(Entries taken from a collection)
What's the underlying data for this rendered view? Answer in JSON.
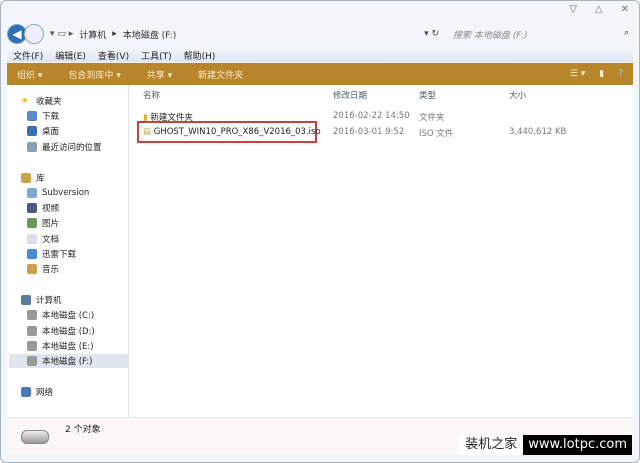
{
  "address": {
    "crumbs": [
      "计算机",
      "本地磁盘 (F:)"
    ],
    "search_placeholder": "搜索 本地磁盘 (F:)"
  },
  "menu": [
    "文件(F)",
    "编辑(E)",
    "查看(V)",
    "工具(T)",
    "帮助(H)"
  ],
  "toolbar": {
    "organize": "组织 ▾",
    "include": "包含到库中 ▾",
    "share": "共享 ▾",
    "new_folder": "新建文件夹"
  },
  "sidebar": {
    "favorites": "收藏夹",
    "downloads": "下载",
    "desktop": "桌面",
    "recent": "最近访问的位置",
    "libraries": "库",
    "subversion": "Subversion",
    "videos": "视频",
    "pictures": "图片",
    "docs": "文档",
    "xunlei": "迅雷下载",
    "music": "音乐",
    "computer": "计算机",
    "c": "本地磁盘 (C:)",
    "d": "本地磁盘 (D:)",
    "e": "本地磁盘 (E:)",
    "f": "本地磁盘 (F:)",
    "network": "网络"
  },
  "columns": {
    "name": "名称",
    "date": "修改日期",
    "type": "类型",
    "size": "大小"
  },
  "files": [
    {
      "name": "新建文件夹",
      "date": "2016-02-22 14:50",
      "type": "文件夹",
      "size": ""
    },
    {
      "name": "GHOST_WIN10_PRO_X86_V2016_03.iso",
      "date": "2016-03-01 9:52",
      "type": "ISO 文件",
      "size": "3,440,612 KB"
    }
  ],
  "status": "2 个对象",
  "watermark": {
    "cn": "装机之家",
    "url": "www.lotpc.com"
  },
  "colors": {
    "toolbar": "#b7862c",
    "highlight": "#c9423a"
  }
}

### WHAT YOU NEED TO DO
Return all lines with the word "name" in them.

### OUTPUT FOR THIS EXERCISE
    "name": "名称",
      "name": "新建文件夹",
      "name": "GHOST_WIN10_PRO_X86_V2016_03.iso",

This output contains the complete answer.